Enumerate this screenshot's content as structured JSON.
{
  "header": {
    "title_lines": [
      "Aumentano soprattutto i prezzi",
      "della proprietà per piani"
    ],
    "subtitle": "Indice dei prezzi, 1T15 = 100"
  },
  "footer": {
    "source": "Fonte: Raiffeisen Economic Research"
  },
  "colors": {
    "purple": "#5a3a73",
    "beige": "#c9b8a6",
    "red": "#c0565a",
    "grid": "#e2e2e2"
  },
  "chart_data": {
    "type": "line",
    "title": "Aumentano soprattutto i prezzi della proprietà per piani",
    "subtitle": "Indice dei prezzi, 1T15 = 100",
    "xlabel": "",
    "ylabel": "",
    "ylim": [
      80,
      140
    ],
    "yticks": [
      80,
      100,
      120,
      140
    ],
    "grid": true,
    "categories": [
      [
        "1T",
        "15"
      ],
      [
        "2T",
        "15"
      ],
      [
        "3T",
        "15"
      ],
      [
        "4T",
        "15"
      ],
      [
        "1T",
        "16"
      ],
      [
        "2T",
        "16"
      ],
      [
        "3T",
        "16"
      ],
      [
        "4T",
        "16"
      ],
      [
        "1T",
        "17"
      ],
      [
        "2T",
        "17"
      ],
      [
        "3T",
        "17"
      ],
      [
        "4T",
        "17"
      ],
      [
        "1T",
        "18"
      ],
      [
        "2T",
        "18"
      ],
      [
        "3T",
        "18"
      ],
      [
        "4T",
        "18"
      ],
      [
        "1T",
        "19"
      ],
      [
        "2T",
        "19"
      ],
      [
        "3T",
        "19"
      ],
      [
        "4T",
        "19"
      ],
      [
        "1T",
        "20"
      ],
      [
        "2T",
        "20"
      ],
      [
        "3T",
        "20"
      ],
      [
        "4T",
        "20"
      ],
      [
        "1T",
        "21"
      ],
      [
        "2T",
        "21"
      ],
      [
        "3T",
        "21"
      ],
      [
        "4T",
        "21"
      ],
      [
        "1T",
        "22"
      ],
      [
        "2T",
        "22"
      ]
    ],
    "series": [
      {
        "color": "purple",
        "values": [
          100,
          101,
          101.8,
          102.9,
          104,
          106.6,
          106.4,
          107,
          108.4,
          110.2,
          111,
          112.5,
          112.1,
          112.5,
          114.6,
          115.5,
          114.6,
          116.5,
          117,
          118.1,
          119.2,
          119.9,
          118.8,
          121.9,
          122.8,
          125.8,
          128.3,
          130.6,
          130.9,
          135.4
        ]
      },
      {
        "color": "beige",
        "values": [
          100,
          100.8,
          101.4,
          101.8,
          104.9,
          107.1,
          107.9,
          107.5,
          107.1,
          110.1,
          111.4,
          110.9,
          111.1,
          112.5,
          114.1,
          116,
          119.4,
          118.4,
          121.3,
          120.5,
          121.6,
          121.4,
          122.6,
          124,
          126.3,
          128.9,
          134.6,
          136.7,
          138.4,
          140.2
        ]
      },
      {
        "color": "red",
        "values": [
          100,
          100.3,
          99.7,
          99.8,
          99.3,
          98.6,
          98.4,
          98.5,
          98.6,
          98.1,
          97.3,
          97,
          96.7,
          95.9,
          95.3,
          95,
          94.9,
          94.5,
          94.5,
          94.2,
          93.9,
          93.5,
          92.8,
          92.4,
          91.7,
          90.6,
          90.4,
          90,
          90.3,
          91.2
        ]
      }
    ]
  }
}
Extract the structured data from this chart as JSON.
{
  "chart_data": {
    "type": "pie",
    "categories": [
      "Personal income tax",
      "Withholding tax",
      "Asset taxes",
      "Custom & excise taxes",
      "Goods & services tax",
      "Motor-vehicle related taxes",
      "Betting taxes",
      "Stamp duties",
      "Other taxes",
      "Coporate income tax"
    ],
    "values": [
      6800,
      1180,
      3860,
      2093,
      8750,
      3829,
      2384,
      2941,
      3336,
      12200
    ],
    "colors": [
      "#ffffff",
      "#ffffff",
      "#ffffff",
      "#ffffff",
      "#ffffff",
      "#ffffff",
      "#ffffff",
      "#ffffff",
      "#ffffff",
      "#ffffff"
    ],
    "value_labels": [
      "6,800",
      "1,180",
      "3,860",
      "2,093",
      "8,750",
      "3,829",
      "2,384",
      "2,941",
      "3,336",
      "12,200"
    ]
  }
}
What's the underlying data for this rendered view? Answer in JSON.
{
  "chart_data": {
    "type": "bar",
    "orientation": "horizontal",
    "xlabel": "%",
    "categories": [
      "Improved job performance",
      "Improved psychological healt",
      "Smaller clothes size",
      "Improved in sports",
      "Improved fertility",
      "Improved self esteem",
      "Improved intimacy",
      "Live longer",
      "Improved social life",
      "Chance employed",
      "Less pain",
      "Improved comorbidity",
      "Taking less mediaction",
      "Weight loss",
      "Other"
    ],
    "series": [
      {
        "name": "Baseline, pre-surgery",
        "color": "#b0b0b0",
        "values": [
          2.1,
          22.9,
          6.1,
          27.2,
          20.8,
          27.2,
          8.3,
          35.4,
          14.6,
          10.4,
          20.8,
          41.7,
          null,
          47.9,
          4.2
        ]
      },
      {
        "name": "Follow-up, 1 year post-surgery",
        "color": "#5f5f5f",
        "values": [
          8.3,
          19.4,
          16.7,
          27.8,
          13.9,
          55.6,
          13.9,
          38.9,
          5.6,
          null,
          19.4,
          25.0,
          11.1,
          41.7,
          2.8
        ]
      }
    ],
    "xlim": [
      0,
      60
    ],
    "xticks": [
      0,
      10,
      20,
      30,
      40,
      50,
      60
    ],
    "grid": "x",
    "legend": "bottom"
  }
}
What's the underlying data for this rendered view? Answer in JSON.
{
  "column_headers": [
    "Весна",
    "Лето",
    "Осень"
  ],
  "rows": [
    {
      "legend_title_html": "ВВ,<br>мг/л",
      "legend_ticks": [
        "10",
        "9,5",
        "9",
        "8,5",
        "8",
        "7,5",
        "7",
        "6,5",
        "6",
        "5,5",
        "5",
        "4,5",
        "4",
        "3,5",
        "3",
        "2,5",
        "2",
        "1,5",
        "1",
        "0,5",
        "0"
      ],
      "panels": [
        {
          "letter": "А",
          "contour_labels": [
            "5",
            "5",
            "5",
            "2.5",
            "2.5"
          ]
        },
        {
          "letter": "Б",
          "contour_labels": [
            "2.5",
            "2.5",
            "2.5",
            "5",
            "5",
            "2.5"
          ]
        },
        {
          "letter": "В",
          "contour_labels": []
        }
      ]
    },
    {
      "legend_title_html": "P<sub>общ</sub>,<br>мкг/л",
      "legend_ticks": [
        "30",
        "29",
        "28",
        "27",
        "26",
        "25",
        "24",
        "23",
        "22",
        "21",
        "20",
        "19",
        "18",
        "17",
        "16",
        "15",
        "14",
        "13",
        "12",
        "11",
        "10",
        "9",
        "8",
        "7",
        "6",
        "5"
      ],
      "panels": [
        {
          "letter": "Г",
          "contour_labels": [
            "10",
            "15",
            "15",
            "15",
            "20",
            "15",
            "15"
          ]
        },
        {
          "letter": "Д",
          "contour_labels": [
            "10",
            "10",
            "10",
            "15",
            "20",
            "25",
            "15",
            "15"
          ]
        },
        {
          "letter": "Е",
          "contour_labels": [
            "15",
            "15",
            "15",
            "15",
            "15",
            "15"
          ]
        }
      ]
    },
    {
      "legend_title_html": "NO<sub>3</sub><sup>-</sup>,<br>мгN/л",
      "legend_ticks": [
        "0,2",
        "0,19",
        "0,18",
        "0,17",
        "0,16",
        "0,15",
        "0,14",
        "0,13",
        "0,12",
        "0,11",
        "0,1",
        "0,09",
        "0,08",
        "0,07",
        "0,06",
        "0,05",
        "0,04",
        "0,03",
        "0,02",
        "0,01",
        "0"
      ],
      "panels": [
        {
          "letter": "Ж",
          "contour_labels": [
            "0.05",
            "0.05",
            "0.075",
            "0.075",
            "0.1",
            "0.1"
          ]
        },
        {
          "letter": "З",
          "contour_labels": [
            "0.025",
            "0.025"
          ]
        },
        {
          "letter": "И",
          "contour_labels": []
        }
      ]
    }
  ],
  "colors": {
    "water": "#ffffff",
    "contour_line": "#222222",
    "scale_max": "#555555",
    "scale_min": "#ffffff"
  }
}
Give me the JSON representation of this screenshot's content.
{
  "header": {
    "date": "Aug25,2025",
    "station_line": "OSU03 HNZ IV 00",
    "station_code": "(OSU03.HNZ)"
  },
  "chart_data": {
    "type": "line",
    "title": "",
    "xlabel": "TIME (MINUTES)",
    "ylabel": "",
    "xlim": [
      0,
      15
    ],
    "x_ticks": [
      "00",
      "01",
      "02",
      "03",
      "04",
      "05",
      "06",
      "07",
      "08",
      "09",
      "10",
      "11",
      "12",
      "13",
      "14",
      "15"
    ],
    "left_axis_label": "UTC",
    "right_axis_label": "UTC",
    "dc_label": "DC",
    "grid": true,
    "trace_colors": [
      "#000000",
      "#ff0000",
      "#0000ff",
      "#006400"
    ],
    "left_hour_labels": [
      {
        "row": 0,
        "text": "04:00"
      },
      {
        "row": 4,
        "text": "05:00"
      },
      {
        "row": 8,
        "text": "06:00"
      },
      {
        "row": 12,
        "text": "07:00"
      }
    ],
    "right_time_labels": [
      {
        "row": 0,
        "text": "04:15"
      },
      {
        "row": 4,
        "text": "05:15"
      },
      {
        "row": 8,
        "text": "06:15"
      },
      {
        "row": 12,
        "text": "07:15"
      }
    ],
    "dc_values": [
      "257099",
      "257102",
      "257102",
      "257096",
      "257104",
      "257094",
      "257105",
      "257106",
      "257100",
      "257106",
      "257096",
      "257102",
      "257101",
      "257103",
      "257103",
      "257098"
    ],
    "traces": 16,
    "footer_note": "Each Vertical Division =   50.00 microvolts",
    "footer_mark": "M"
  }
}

**Prompt**
In the entries above, count every line containing the word "type". Write only the total.

**Exercise result**
4